Exercise:
Exclude the pictures and retype the entries as written.

Extracted records:
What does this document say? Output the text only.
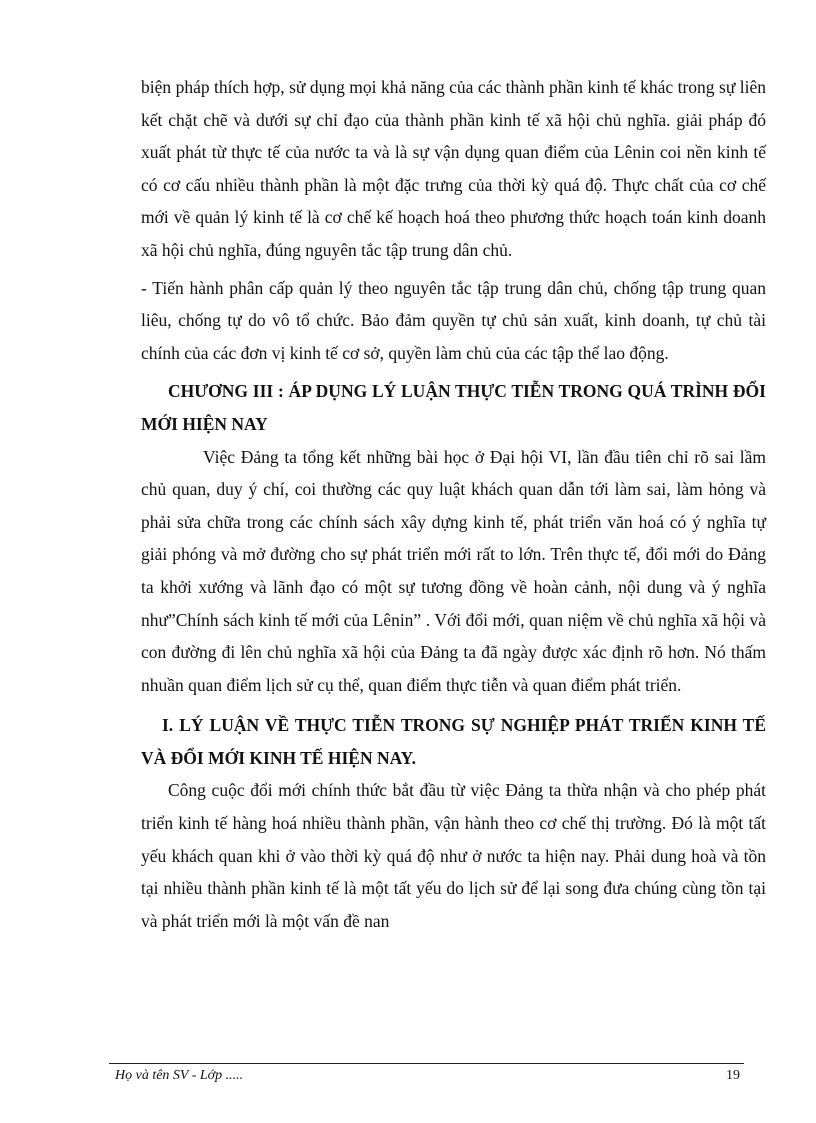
biện pháp thích hợp, sử dụng mọi khả năng của các thành phần kinh tế khác trong sự liên kết chặt chẽ và dưới sự chỉ đạo của thành phần kinh tế xã hội chủ nghĩa. giải pháp đó xuất phát từ thực tế của nước ta và là sự vận dụng quan điểm của Lênin coi nền kinh tế có cơ cấu nhiều thành phần là một đặc trưng của thời kỳ quá độ. Thực chất của cơ chế mới về quản lý kinh tế là cơ chế kế hoạch hoá theo phương thức hoạch toán kinh doanh xã hội chủ nghĩa, đúng nguyên tắc tập trung dân chủ.

- Tiến hành phân cấp quản lý theo nguyên tắc tập trung dân chủ, chống tập trung quan liêu, chống tự do vô tổ chức. Bảo đảm quyền tự chủ sản xuất, kinh doanh, tự chủ tài chính của các đơn vị kinh tế cơ sở, quyền làm chủ của các tập thể lao động.

CHƯƠNG III : ÁP DỤNG LÝ LUẬN THỰC TIỄN TRONG QUÁ TRÌNH ĐỔI MỚI HIỆN NAY

Việc Đảng ta tổng kết những bài học ở Đại hội VI, lần đầu tiên chỉ rõ sai lầm chủ quan, duy ý chí, coi thường các quy luật khách quan dẫn tới làm sai, làm hỏng và phải sửa chữa trong các chính sách xây dựng kinh tế, phát triển văn hoá có ý nghĩa tự giải phóng và mở đường cho sự phát triển mới rất to lớn. Trên thực tế, đổi mới do Đảng ta khởi xướng và lãnh đạo có một sự tương đồng về hoàn cảnh, nội dung và ý nghĩa như”Chính sách kinh tế mới của Lênin” . Với đổi mới, quan niệm về chủ nghĩa xã hội và con đường đi lên chủ nghĩa xã hội của Đảng ta đã ngày được xác định rõ hơn. Nó thấm nhuần quan điểm lịch sử cụ thể, quan điểm thực tiễn và quan điểm phát triển.

I. LÝ LUẬN VỀ THỰC TIỄN TRONG SỰ NGHIỆP PHÁT TRIỂN KINH TẾ VÀ ĐỔI MỚI KINH TẾ HIỆN NAY.

Công cuộc đổi mới chính thức bắt đầu từ việc Đảng ta thừa nhận và cho phép phát triển kinh tế hàng hoá nhiều thành phần, vận hành theo cơ chế thị trường. Đó là một tất yếu khách quan khi ở vào thời kỳ quá độ như ở nước ta hiện nay. Phải dung hoà và tồn tại nhiều thành phần kinh tế là một tất yếu do lịch sử để lại song đưa chúng cùng tồn tại và phát triển mới là một vấn đề nan

Họ và tên SV - Lớp .....	19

The answer:
What does this document say? Output the text only.
biện pháp thích hợp, sử dụng mọi khả năng của các thành phần kinh tế khác trong sự liên kết chặt chẽ và dưới sự chỉ đạo của thành phần kinh tế xã hội chủ nghĩa. giải pháp đó xuất phát từ thực tế của nước ta và là sự vận dụng quan điểm của Lênin coi nền kinh tế có cơ cấu nhiều thành phần là một đặc trưng của thời kỳ quá độ. Thực chất của cơ chế mới về quản lý kinh tế là cơ chế kế hoạch hoá theo phương thức hoạch toán kinh doanh xã hội chủ nghĩa, đúng nguyên tắc tập trung dân chủ.

- Tiến hành phân cấp quản lý theo nguyên tắc tập trung dân chủ, chống tập trung quan liêu, chống tự do vô tổ chức. Bảo đảm quyền tự chủ sản xuất, kinh doanh, tự chủ tài chính của các đơn vị kinh tế cơ sở, quyền làm chủ của các tập thể lao động.

CHƯƠNG III : ÁP DỤNG LÝ LUẬN THỰC TIỄN TRONG QUÁ TRÌNH ĐỔI MỚI HIỆN NAY

Việc Đảng ta tổng kết những bài học ở Đại hội VI, lần đầu tiên chỉ rõ sai lầm chủ quan, duy ý chí, coi thường các quy luật khách quan dẫn tới làm sai, làm hỏng và phải sửa chữa trong các chính sách xây dựng kinh tế, phát triển văn hoá có ý nghĩa tự giải phóng và mở đường cho sự phát triển mới rất to lớn. Trên thực tế, đổi mới do Đảng ta khởi xướng và lãnh đạo có một sự tương đồng về hoàn cảnh, nội dung và ý nghĩa như”Chính sách kinh tế mới của Lênin” . Với đổi mới, quan niệm về chủ nghĩa xã hội và con đường đi lên chủ nghĩa xã hội của Đảng ta đã ngày được xác định rõ hơn. Nó thấm nhuần quan điểm lịch sử cụ thể, quan điểm thực tiễn và quan điểm phát triển.

I. LÝ LUẬN VỀ THỰC TIỄN TRONG SỰ NGHIỆP PHÁT TRIỂN KINH TẾ VÀ ĐỔI MỚI KINH TẾ HIỆN NAY.

Công cuộc đổi mới chính thức bắt đầu từ việc Đảng ta thừa nhận và cho phép phát triển kinh tế hàng hoá nhiều thành phần, vận hành theo cơ chế thị trường. Đó là một tất yếu khách quan khi ở vào thời kỳ quá độ như ở nước ta hiện nay. Phải dung hoà và tồn tại nhiều thành phần kinh tế là một tất yếu do lịch sử để lại song đưa chúng cùng tồn tại và phát triển mới là một vấn đề nan

Họ và tên SV - Lớp .....	19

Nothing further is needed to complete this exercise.